▶ Source records
——————————

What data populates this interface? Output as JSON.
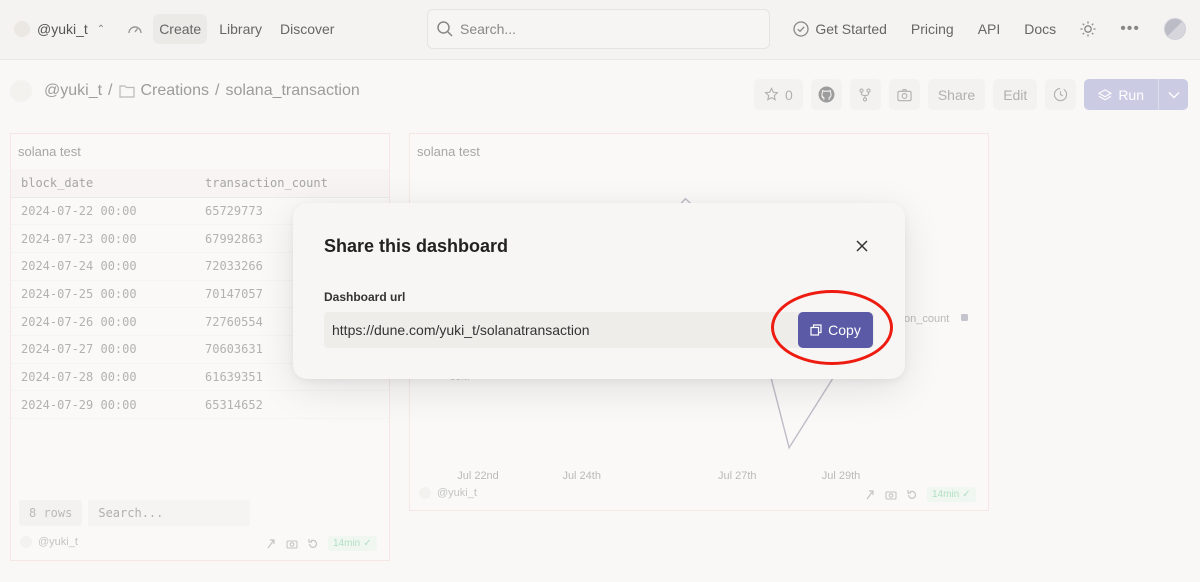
{
  "topnav": {
    "username": "@yuki_t",
    "links": [
      "Create",
      "Library",
      "Discover"
    ],
    "search_placeholder": "Search...",
    "right": {
      "get_started": "Get Started",
      "pricing": "Pricing",
      "api": "API",
      "docs": "Docs"
    }
  },
  "breadcrumb": {
    "user": "@yuki_t",
    "sep": "/",
    "folder": "Creations",
    "sep2": "/",
    "name": "solana_transaction"
  },
  "toolbar": {
    "stars": "0",
    "share": "Share",
    "edit": "Edit",
    "run": "Run"
  },
  "table_panel": {
    "title": "solana test",
    "columns": [
      "block_date",
      "transaction_count"
    ],
    "rows": [
      [
        "2024-07-22 00:00",
        "65729773"
      ],
      [
        "2024-07-23 00:00",
        "67992863"
      ],
      [
        "2024-07-24 00:00",
        "72033266"
      ],
      [
        "2024-07-25 00:00",
        "70147057"
      ],
      [
        "2024-07-26 00:00",
        "72760554"
      ],
      [
        "2024-07-27 00:00",
        "70603631"
      ],
      [
        "2024-07-28 00:00",
        "61639351"
      ],
      [
        "2024-07-29 00:00",
        "65314652"
      ]
    ],
    "row_count": "8 rows",
    "search_placeholder": "Search...",
    "owner": "@yuki_t",
    "freshness": "14min"
  },
  "chart_panel": {
    "title": "solana test",
    "owner": "@yuki_t",
    "freshness": "14min",
    "legend_fragment": "on_count",
    "y_fragment": "00M"
  },
  "chart_data": {
    "type": "line",
    "title": "solana test",
    "x": [
      "2024-07-22",
      "2024-07-23",
      "2024-07-24",
      "2024-07-25",
      "2024-07-26",
      "2024-07-27",
      "2024-07-28",
      "2024-07-29"
    ],
    "tick_labels": [
      "Jul 22nd",
      "Jul 24th",
      "Jul 27th",
      "Jul 29th"
    ],
    "series": [
      {
        "values": [
          65729773,
          67992863,
          72033266,
          70147057,
          72760554,
          70603631,
          61639351,
          65314652
        ]
      }
    ],
    "ylim": [
      61000000,
      73500000
    ],
    "line_color": "#8f8ea0"
  },
  "modal": {
    "title": "Share this dashboard",
    "url_label": "Dashboard url",
    "url": "https://dune.com/yuki_t/solanatransaction",
    "copy_label": "Copy"
  },
  "colors": {
    "copy_button": "#5a5aa6",
    "run_button": "#a6a5cf",
    "highlight_ring": "#ee1b10"
  }
}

——————————

▶ Required task
Filter the listing for the word "Share" and copy every line that holds it.

▶ Reply to the task
    "share": "Share",
    "title": "Share this dashboard",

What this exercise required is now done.